What the task asks
Keep the wording of each record exactly the same when you repeat it, and leave out pictures.

Task data
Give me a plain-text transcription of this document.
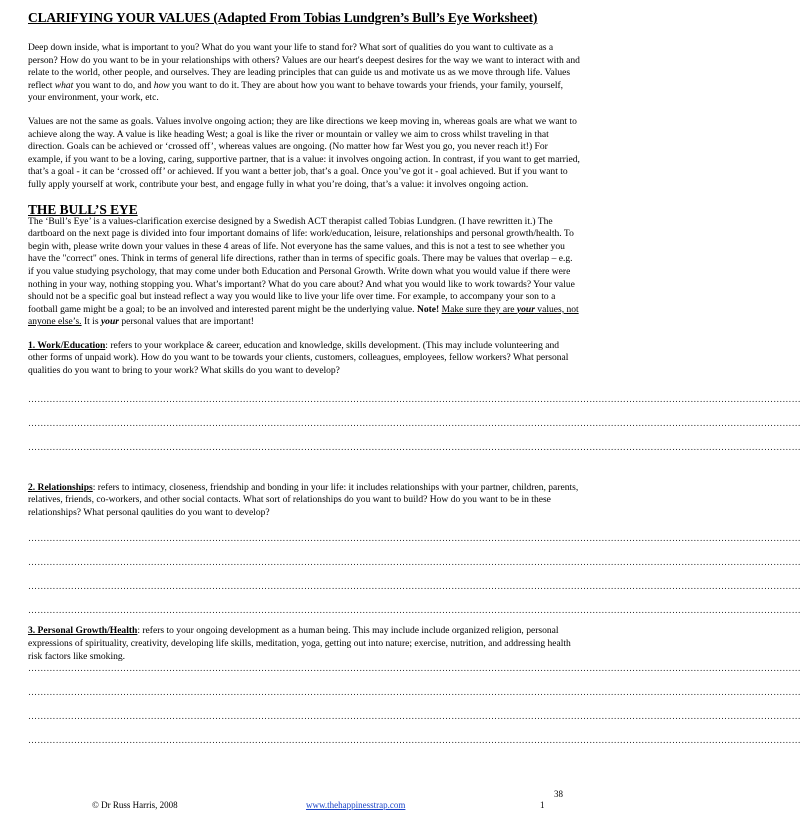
CLARIFYING YOUR VALUES (Adapted From Tobias Lundgren’s Bull’s Eye Worksheet)

Deep down inside, what is important to you? What do you want your life to stand for? What sort of qualities do you want to cultivate as a person? How do you want to be in your relationships with others? Values are our heart's deepest desires for the way we want to interact with and relate to the world, other people, and ourselves. They are leading principles that can guide us and motivate us as we move through life. Values reflect what you want to do, and how you want to do it. They are about how you want to behave towards your friends, your family, yourself, your environment, your work, etc.

Values are not the same as goals. Values involve ongoing action; they are like directions we keep moving in, whereas goals are what we want to achieve along the way. A value is like heading West; a goal is like the river or mountain or valley we aim to cross whilst traveling in that direction. Goals can be achieved or ‘crossed off’, whereas values are ongoing. (No matter how far West you go, you never reach it!) For example, if you want to be a loving, caring, supportive partner, that is a value: it involves ongoing action. In contrast, if you want to get married, that’s a goal - it can be ‘crossed off’ or achieved. If you want a better job, that’s a goal. Once you’ve got it - goal achieved. But if you want to fully apply yourself at work, contribute your best, and engage fully in what you’re doing, that’s a value: it involves ongoing action.

THE BULL’S EYE

The ‘Bull’s Eye’ is a values-clarification exercise designed by a Swedish ACT therapist called Tobias Lundgren. (I have rewritten it.) The dartboard on the next page is divided into four important domains of life: work/education, leisure, relationships and personal growth/health. To begin with, please write down your values in these 4 areas of life. Not everyone has the same values, and this is not a test to see whether you have the "correct" ones. Think in terms of general life directions, rather than in terms of specific goals. There may be values that overlap – e.g. if you value studying psychology, that may come under both Education and Personal Growth. Write down what you would value if there were nothing in your way, nothing stopping you. What’s important? What do you care about? And what you would like to work towards? Your value should not be a specific goal but instead reflect a way you would like to live your life over time. For example, to accompany your son to a football game might be a goal; to be an involved and interested parent might be the underlying value. Note! Make sure they are your values, not anyone else’s. It is your personal values that are important!

1. Work/Education: refers to your workplace & career, education and knowledge, skills development. (This may include volunteering and other forms of unpaid work). How do you want to be towards your clients, customers, colleagues, employees, fellow workers? What personal qualities do you want to bring to your work? What skills do you want to develop?

………………………………………………………………………………………………………………………………………………………………………………………………………………………………
………………………………………………………………………………………………………………………………………………………………………………………………………………………………
………………………………………………………………………………………………………………………………………………………………………………………………………………………………

2. Relationships: refers to intimacy, closeness, friendship and bonding in your life: it includes relationships with your partner, children, parents, relatives, friends, co-workers, and other social contacts. What sort of relationships do you want to build? How do you want to be in these relationships? What personal qaulities do you want to develop?

………………………………………………………………………………………………………………………………………………………………………………………………………………………………
………………………………………………………………………………………………………………………………………………………………………………………………………………………………
………………………………………………………………………………………………………………………………………………………………………………………………………………………………
………………………………………………………………………………………………………………………………………………………………………………………………………………………………

3. Personal Growth/Health: refers to your ongoing development as a human being. This may include include organized religion, personal expressions of spirituality, creativity, developing life skills, meditation, yoga, getting out into nature; exercise, nutrition, and addressing health risk factors like smoking.

………………………………………………………………………………………………………………………………………………………………………………………………………………………………
………………………………………………………………………………………………………………………………………………………………………………………………………………………………
………………………………………………………………………………………………………………………………………………………………………………………………………………………………
………………………………………………………………………………………………………………………………………………………………………………………………………………………………
38
© Dr Russ Harris, 2008	www.thehappinesstrap.com	1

Response to this exercise
Give me a plain-text transcription of this document.
CLARIFYING YOUR VALUES (Adapted From Tobias Lundgren’s Bull’s Eye Worksheet)

Deep down inside, what is important to you? What do you want your life to stand for? What sort of qualities do you want to cultivate as a person? How do you want to be in your relationships with others? Values are our heart's deepest desires for the way we want to interact with and relate to the world, other people, and ourselves. They are leading principles that can guide us and motivate us as we move through life. Values reflect what you want to do, and how you want to do it. They are about how you want to behave towards your friends, your family, yourself, your environment, your work, etc.

Values are not the same as goals. Values involve ongoing action; they are like directions we keep moving in, whereas goals are what we want to achieve along the way. A value is like heading West; a goal is like the river or mountain or valley we aim to cross whilst traveling in that direction. Goals can be achieved or ‘crossed off’, whereas values are ongoing. (No matter how far West you go, you never reach it!) For example, if you want to be a loving, caring, supportive partner, that is a value: it involves ongoing action. In contrast, if you want to get married, that’s a goal - it can be ‘crossed off’ or achieved. If you want a better job, that’s a goal. Once you’ve got it - goal achieved. But if you want to fully apply yourself at work, contribute your best, and engage fully in what you’re doing, that’s a value: it involves ongoing action.

THE BULL’S EYE

The ‘Bull’s Eye’ is a values-clarification exercise designed by a Swedish ACT therapist called Tobias Lundgren. (I have rewritten it.) The dartboard on the next page is divided into four important domains of life: work/education, leisure, relationships and personal growth/health. To begin with, please write down your values in these 4 areas of life. Not everyone has the same values, and this is not a test to see whether you have the "correct" ones. Think in terms of general life directions, rather than in terms of specific goals. There may be values that overlap – e.g. if you value studying psychology, that may come under both Education and Personal Growth. Write down what you would value if there were nothing in your way, nothing stopping you. What’s important? What do you care about? And what you would like to work towards? Your value should not be a specific goal but instead reflect a way you would like to live your life over time. For example, to accompany your son to a football game might be a goal; to be an involved and interested parent might be the underlying value. Note! Make sure they are your values, not anyone else’s. It is your personal values that are important!

1. Work/Education: refers to your workplace & career, education and knowledge, skills development. (This may include volunteering and other forms of unpaid work). How do you want to be towards your clients, customers, colleagues, employees, fellow workers? What personal qualities do you want to bring to your work? What skills do you want to develop?

………………………………………………………………………………………………………………………………………………………………………………………………………………………………
………………………………………………………………………………………………………………………………………………………………………………………………………………………………
………………………………………………………………………………………………………………………………………………………………………………………………………………………………

2. Relationships: refers to intimacy, closeness, friendship and bonding in your life: it includes relationships with your partner, children, parents, relatives, friends, co-workers, and other social contacts. What sort of relationships do you want to build? How do you want to be in these relationships? What personal qaulities do you want to develop?

………………………………………………………………………………………………………………………………………………………………………………………………………………………………
………………………………………………………………………………………………………………………………………………………………………………………………………………………………
………………………………………………………………………………………………………………………………………………………………………………………………………………………………
………………………………………………………………………………………………………………………………………………………………………………………………………………………………

3. Personal Growth/Health: refers to your ongoing development as a human being. This may include include organized religion, personal expressions of spirituality, creativity, developing life skills, meditation, yoga, getting out into nature; exercise, nutrition, and addressing health risk factors like smoking.

………………………………………………………………………………………………………………………………………………………………………………………………………………………………
………………………………………………………………………………………………………………………………………………………………………………………………………………………………
………………………………………………………………………………………………………………………………………………………………………………………………………………………………
………………………………………………………………………………………………………………………………………………………………………………………………………………………………
38
© Dr Russ Harris, 2008	www.thehappinesstrap.com	1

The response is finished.